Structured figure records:
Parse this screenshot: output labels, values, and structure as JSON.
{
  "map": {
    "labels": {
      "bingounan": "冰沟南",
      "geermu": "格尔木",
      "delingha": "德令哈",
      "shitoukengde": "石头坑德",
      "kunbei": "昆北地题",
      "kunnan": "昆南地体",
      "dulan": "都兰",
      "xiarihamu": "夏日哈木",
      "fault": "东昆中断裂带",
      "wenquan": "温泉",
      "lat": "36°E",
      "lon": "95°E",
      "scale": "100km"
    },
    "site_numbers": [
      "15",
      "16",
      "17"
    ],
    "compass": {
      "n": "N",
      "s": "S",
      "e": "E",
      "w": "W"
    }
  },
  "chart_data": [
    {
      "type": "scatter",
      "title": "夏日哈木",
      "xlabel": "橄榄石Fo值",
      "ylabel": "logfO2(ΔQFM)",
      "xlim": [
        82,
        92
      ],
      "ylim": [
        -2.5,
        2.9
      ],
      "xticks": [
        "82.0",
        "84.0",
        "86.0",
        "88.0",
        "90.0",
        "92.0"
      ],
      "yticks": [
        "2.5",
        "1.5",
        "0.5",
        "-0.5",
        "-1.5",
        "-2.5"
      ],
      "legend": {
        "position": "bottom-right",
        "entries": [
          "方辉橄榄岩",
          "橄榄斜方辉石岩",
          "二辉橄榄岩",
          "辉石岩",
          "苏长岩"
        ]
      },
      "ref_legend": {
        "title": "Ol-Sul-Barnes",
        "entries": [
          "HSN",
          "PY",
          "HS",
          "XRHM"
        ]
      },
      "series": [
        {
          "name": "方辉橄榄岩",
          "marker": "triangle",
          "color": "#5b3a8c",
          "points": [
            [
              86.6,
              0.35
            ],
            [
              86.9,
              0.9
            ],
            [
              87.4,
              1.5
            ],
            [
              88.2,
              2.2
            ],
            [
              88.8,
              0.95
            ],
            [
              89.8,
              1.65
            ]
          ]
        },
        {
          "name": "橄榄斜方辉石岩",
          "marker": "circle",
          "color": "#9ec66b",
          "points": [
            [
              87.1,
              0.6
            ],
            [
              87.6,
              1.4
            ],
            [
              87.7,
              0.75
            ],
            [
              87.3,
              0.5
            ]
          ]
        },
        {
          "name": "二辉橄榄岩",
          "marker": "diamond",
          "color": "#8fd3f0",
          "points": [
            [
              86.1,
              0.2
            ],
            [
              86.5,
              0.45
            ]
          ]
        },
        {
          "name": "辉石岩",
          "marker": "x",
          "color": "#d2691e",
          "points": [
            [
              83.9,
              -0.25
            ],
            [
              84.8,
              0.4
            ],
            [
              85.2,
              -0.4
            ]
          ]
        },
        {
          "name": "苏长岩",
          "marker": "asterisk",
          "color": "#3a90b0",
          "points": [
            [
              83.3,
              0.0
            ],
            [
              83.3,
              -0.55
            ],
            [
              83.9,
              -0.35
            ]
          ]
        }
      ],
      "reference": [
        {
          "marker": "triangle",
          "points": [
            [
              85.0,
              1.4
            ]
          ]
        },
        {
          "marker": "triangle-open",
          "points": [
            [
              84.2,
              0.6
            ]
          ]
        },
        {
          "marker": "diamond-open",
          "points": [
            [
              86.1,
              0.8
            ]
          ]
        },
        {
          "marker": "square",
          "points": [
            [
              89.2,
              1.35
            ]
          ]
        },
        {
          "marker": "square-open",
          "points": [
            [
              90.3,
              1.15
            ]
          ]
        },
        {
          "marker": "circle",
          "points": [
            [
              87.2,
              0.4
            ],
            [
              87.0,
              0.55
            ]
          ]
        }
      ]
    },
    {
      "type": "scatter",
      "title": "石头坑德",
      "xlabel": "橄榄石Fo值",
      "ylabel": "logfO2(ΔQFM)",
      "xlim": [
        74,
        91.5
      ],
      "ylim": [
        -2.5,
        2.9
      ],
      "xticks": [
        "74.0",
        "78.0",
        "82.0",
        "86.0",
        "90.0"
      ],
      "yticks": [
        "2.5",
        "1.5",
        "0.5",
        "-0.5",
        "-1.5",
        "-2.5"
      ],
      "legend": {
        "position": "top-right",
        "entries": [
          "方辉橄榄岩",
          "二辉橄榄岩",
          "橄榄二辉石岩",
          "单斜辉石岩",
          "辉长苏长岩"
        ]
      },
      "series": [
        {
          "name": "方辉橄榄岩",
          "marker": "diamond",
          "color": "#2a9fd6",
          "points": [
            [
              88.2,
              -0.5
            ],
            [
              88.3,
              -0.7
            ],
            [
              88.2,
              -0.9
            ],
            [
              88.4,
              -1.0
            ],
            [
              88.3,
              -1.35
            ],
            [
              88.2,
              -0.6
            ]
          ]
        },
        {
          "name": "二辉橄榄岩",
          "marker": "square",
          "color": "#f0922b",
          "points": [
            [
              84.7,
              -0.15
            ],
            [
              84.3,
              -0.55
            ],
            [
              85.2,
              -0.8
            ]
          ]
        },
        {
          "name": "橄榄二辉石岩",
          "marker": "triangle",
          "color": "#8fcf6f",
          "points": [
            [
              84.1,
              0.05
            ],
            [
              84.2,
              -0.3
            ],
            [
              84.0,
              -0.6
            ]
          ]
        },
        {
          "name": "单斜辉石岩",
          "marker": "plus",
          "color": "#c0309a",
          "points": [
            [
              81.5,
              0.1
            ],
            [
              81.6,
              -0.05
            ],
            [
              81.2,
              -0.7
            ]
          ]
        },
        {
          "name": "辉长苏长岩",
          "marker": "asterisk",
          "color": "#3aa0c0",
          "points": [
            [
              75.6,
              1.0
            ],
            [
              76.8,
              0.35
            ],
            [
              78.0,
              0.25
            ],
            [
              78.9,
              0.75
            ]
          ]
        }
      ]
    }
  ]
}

#### WHAT TO DO
Copy out the whole listing exactly; please set it all down.

#### FULL ANSWER
Parse this screenshot: output labels, values, and structure as JSON.
{
  "map": {
    "labels": {
      "bingounan": "冰沟南",
      "geermu": "格尔木",
      "delingha": "德令哈",
      "shitoukengde": "石头坑德",
      "kunbei": "昆北地题",
      "kunnan": "昆南地体",
      "dulan": "都兰",
      "xiarihamu": "夏日哈木",
      "fault": "东昆中断裂带",
      "wenquan": "温泉",
      "lat": "36°E",
      "lon": "95°E",
      "scale": "100km"
    },
    "site_numbers": [
      "15",
      "16",
      "17"
    ],
    "compass": {
      "n": "N",
      "s": "S",
      "e": "E",
      "w": "W"
    }
  },
  "chart_data": [
    {
      "type": "scatter",
      "title": "夏日哈木",
      "xlabel": "橄榄石Fo值",
      "ylabel": "logfO2(ΔQFM)",
      "xlim": [
        82,
        92
      ],
      "ylim": [
        -2.5,
        2.9
      ],
      "xticks": [
        "82.0",
        "84.0",
        "86.0",
        "88.0",
        "90.0",
        "92.0"
      ],
      "yticks": [
        "2.5",
        "1.5",
        "0.5",
        "-0.5",
        "-1.5",
        "-2.5"
      ],
      "legend": {
        "position": "bottom-right",
        "entries": [
          "方辉橄榄岩",
          "橄榄斜方辉石岩",
          "二辉橄榄岩",
          "辉石岩",
          "苏长岩"
        ]
      },
      "ref_legend": {
        "title": "Ol-Sul-Barnes",
        "entries": [
          "HSN",
          "PY",
          "HS",
          "XRHM"
        ]
      },
      "series": [
        {
          "name": "方辉橄榄岩",
          "marker": "triangle",
          "color": "#5b3a8c",
          "points": [
            [
              86.6,
              0.35
            ],
            [
              86.9,
              0.9
            ],
            [
              87.4,
              1.5
            ],
            [
              88.2,
              2.2
            ],
            [
              88.8,
              0.95
            ],
            [
              89.8,
              1.65
            ]
          ]
        },
        {
          "name": "橄榄斜方辉石岩",
          "marker": "circle",
          "color": "#9ec66b",
          "points": [
            [
              87.1,
              0.6
            ],
            [
              87.6,
              1.4
            ],
            [
              87.7,
              0.75
            ],
            [
              87.3,
              0.5
            ]
          ]
        },
        {
          "name": "二辉橄榄岩",
          "marker": "diamond",
          "color": "#8fd3f0",
          "points": [
            [
              86.1,
              0.2
            ],
            [
              86.5,
              0.45
            ]
          ]
        },
        {
          "name": "辉石岩",
          "marker": "x",
          "color": "#d2691e",
          "points": [
            [
              83.9,
              -0.25
            ],
            [
              84.8,
              0.4
            ],
            [
              85.2,
              -0.4
            ]
          ]
        },
        {
          "name": "苏长岩",
          "marker": "asterisk",
          "color": "#3a90b0",
          "points": [
            [
              83.3,
              0.0
            ],
            [
              83.3,
              -0.55
            ],
            [
              83.9,
              -0.35
            ]
          ]
        }
      ],
      "reference": [
        {
          "marker": "triangle",
          "points": [
            [
              85.0,
              1.4
            ]
          ]
        },
        {
          "marker": "triangle-open",
          "points": [
            [
              84.2,
              0.6
            ]
          ]
        },
        {
          "marker": "diamond-open",
          "points": [
            [
              86.1,
              0.8
            ]
          ]
        },
        {
          "marker": "square",
          "points": [
            [
              89.2,
              1.35
            ]
          ]
        },
        {
          "marker": "square-open",
          "points": [
            [
              90.3,
              1.15
            ]
          ]
        },
        {
          "marker": "circle",
          "points": [
            [
              87.2,
              0.4
            ],
            [
              87.0,
              0.55
            ]
          ]
        }
      ]
    },
    {
      "type": "scatter",
      "title": "石头坑德",
      "xlabel": "橄榄石Fo值",
      "ylabel": "logfO2(ΔQFM)",
      "xlim": [
        74,
        91.5
      ],
      "ylim": [
        -2.5,
        2.9
      ],
      "xticks": [
        "74.0",
        "78.0",
        "82.0",
        "86.0",
        "90.0"
      ],
      "yticks": [
        "2.5",
        "1.5",
        "0.5",
        "-0.5",
        "-1.5",
        "-2.5"
      ],
      "legend": {
        "position": "top-right",
        "entries": [
          "方辉橄榄岩",
          "二辉橄榄岩",
          "橄榄二辉石岩",
          "单斜辉石岩",
          "辉长苏长岩"
        ]
      },
      "series": [
        {
          "name": "方辉橄榄岩",
          "marker": "diamond",
          "color": "#2a9fd6",
          "points": [
            [
              88.2,
              -0.5
            ],
            [
              88.3,
              -0.7
            ],
            [
              88.2,
              -0.9
            ],
            [
              88.4,
              -1.0
            ],
            [
              88.3,
              -1.35
            ],
            [
              88.2,
              -0.6
            ]
          ]
        },
        {
          "name": "二辉橄榄岩",
          "marker": "square",
          "color": "#f0922b",
          "points": [
            [
              84.7,
              -0.15
            ],
            [
              84.3,
              -0.55
            ],
            [
              85.2,
              -0.8
            ]
          ]
        },
        {
          "name": "橄榄二辉石岩",
          "marker": "triangle",
          "color": "#8fcf6f",
          "points": [
            [
              84.1,
              0.05
            ],
            [
              84.2,
              -0.3
            ],
            [
              84.0,
              -0.6
            ]
          ]
        },
        {
          "name": "单斜辉石岩",
          "marker": "plus",
          "color": "#c0309a",
          "points": [
            [
              81.5,
              0.1
            ],
            [
              81.6,
              -0.05
            ],
            [
              81.2,
              -0.7
            ]
          ]
        },
        {
          "name": "辉长苏长岩",
          "marker": "asterisk",
          "color": "#3aa0c0",
          "points": [
            [
              75.6,
              1.0
            ],
            [
              76.8,
              0.35
            ],
            [
              78.0,
              0.25
            ],
            [
              78.9,
              0.75
            ]
          ]
        }
      ]
    }
  ]
}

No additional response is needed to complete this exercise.